■ **WHAT IS BEING ASKED**
Gather all lines with "particular" from the records.

(Extracts from a graphics dataset)
----
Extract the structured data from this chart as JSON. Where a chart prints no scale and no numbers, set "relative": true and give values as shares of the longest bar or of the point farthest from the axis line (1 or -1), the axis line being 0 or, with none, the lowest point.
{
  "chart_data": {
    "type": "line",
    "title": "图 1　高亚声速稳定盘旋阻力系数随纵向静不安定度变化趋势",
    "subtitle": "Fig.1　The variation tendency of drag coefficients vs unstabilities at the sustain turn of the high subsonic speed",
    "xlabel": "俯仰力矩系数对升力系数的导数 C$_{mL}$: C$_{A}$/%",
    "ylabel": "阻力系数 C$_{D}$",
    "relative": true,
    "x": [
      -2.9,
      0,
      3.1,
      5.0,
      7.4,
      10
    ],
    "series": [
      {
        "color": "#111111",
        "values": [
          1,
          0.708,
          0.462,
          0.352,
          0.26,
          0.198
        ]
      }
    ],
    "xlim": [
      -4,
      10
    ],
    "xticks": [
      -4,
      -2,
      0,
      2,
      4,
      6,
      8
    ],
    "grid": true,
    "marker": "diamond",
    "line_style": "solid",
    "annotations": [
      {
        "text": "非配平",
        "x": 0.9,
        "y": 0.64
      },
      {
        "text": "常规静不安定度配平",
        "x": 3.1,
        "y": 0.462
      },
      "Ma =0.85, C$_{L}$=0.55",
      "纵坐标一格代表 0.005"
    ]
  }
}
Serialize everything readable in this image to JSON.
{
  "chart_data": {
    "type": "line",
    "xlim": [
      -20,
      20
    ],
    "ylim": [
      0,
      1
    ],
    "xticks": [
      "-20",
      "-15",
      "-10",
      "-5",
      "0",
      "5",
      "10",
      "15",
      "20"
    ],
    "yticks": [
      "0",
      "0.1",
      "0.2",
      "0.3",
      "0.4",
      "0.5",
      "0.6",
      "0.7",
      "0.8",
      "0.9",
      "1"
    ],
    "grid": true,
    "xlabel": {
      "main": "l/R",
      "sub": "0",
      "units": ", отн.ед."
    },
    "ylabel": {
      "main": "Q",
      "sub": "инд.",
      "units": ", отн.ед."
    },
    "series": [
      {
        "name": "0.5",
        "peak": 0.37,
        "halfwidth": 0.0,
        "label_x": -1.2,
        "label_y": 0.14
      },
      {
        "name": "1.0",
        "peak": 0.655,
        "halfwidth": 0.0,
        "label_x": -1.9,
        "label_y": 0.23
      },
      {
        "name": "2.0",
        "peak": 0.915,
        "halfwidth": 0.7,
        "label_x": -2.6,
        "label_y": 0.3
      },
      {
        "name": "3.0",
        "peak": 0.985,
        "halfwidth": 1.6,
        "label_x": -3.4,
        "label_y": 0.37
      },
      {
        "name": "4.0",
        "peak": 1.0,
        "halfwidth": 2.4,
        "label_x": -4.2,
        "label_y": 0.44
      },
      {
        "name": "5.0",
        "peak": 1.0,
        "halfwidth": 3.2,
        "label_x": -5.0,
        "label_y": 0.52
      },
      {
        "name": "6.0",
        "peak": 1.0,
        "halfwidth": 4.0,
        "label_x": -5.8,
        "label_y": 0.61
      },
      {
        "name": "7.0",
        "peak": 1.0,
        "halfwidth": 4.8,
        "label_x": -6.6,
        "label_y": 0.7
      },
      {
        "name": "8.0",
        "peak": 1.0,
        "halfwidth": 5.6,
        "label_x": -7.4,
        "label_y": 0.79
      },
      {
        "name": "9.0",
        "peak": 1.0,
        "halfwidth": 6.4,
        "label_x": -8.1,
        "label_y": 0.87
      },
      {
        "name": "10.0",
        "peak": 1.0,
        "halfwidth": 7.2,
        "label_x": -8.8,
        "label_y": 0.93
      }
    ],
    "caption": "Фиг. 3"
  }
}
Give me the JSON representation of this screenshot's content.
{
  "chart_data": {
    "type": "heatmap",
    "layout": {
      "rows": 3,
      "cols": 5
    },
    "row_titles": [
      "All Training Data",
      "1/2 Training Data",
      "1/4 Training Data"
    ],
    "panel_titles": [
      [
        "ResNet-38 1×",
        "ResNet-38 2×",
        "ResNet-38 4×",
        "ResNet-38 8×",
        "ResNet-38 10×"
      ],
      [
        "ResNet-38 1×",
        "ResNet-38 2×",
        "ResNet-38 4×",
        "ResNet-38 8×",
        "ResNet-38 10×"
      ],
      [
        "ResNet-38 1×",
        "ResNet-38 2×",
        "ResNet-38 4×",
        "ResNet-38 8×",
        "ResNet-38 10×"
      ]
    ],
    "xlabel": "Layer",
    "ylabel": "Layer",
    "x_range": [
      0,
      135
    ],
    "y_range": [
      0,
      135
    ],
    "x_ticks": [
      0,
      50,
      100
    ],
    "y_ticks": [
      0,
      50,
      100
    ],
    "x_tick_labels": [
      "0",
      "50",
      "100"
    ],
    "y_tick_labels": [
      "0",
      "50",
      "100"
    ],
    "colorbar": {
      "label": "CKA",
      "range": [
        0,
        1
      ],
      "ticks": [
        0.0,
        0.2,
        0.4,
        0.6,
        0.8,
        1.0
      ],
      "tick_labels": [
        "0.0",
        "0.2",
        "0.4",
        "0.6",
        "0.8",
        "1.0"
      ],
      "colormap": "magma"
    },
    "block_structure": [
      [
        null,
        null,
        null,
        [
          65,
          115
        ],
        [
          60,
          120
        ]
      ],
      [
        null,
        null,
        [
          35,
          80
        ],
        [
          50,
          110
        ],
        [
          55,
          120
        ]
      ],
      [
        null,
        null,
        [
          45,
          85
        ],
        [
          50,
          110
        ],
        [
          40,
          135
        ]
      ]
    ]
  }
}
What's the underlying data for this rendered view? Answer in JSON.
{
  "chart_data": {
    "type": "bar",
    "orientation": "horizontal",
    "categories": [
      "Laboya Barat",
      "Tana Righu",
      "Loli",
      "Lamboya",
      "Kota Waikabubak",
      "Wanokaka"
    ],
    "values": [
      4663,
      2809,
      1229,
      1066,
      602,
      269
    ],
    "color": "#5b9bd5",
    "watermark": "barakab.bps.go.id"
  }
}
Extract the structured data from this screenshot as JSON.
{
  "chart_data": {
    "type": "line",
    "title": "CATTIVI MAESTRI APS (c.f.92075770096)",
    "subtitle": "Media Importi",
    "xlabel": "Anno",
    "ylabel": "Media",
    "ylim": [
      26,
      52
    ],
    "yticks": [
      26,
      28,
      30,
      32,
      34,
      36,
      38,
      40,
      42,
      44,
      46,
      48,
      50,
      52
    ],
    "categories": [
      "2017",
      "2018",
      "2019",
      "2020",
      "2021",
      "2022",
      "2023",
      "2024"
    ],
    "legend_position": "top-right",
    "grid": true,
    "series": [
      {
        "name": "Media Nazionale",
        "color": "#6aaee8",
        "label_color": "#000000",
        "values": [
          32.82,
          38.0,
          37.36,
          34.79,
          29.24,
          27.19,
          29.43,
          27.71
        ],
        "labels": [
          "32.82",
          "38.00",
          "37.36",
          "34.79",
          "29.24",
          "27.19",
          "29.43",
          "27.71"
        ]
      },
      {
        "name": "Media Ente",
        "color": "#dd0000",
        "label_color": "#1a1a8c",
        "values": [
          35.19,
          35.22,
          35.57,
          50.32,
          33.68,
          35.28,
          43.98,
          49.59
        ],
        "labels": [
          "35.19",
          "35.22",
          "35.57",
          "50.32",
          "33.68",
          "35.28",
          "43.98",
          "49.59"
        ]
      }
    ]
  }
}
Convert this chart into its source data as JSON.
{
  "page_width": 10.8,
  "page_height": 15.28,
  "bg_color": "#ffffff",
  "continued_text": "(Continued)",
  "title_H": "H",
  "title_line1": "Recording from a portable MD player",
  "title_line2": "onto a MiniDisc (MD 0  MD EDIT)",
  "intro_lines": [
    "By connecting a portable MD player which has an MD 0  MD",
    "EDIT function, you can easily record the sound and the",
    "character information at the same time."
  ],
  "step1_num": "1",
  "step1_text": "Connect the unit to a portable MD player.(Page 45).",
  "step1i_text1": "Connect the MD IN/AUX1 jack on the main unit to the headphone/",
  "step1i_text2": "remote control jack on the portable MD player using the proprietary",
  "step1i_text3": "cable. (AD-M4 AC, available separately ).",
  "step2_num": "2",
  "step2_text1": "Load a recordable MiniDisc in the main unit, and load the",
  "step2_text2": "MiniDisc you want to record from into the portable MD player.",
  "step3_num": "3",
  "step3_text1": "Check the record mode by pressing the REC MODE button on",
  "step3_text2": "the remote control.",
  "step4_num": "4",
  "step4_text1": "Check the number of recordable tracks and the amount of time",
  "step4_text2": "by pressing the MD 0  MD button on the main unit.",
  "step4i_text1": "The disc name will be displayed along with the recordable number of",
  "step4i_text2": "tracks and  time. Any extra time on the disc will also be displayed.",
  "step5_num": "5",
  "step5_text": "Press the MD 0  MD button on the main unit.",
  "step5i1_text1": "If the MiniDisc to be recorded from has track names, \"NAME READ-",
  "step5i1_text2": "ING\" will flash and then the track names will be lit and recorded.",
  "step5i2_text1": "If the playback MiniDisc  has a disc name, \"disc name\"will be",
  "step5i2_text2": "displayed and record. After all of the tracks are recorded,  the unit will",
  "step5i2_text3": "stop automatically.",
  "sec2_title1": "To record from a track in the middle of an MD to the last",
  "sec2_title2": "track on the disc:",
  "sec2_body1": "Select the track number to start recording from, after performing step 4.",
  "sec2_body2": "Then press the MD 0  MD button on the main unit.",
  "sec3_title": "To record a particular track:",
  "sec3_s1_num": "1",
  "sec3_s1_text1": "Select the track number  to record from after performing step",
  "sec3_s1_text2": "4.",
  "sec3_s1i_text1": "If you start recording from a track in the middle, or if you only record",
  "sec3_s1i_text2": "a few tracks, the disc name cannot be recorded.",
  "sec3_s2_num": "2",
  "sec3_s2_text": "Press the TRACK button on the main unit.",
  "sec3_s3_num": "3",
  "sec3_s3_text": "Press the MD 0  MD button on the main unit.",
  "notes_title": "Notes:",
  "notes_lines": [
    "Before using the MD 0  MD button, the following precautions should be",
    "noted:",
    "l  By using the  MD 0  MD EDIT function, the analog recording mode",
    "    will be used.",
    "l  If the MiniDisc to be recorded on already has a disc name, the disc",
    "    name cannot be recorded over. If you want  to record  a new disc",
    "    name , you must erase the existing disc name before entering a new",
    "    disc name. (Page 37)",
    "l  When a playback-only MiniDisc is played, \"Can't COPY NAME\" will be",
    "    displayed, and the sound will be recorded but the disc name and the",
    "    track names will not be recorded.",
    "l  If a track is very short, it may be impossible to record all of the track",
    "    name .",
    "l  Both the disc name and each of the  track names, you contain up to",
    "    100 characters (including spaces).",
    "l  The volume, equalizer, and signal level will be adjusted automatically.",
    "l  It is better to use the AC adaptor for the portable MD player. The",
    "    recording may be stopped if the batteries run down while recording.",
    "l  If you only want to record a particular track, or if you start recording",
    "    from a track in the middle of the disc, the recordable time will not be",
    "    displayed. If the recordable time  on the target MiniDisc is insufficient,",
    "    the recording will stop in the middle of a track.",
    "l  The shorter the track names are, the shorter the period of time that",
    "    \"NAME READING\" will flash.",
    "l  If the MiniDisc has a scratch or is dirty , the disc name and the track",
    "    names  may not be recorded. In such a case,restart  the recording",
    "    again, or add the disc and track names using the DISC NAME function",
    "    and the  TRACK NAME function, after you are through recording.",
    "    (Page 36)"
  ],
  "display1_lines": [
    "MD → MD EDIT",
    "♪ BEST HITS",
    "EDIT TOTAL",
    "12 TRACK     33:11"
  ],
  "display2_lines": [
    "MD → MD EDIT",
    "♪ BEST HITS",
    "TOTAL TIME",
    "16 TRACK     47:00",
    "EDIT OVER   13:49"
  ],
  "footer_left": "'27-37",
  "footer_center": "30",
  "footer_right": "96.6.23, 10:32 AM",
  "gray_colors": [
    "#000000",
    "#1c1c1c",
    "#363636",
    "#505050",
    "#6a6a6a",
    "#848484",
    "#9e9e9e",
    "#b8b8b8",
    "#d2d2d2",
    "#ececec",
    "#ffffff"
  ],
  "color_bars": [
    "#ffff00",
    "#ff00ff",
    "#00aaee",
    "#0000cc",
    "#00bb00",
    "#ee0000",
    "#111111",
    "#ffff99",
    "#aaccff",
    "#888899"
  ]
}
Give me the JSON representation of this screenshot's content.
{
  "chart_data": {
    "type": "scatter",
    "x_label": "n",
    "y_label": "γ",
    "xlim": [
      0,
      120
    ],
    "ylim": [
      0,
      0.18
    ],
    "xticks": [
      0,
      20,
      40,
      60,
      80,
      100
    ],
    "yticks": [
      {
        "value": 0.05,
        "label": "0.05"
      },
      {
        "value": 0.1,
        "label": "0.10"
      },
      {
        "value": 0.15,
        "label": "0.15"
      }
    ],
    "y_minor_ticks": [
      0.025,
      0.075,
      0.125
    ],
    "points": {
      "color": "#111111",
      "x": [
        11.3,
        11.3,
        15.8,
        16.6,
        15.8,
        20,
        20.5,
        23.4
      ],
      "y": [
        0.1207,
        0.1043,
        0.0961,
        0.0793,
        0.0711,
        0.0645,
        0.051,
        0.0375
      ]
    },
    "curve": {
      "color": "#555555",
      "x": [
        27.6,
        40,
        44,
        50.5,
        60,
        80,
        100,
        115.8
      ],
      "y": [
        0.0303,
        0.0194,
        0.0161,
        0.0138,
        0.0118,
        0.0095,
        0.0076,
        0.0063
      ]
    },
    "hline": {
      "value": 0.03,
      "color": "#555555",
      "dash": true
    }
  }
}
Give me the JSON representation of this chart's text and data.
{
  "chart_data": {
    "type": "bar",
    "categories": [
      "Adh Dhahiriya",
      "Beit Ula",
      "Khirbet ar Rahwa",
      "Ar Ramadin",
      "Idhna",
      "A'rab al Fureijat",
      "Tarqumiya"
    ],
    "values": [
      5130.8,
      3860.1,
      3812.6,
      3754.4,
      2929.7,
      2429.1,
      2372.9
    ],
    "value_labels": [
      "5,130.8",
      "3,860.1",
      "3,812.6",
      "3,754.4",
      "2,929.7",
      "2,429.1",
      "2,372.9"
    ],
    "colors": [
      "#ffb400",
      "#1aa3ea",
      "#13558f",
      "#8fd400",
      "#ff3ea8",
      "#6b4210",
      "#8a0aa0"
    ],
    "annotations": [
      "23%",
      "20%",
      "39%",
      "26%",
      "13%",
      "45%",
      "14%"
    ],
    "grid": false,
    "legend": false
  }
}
----
■ **WRITTEN REPLY**
  "sec3_title": "To record a particular track:",
    "l  If you only want to record a particular track, or if you start recording",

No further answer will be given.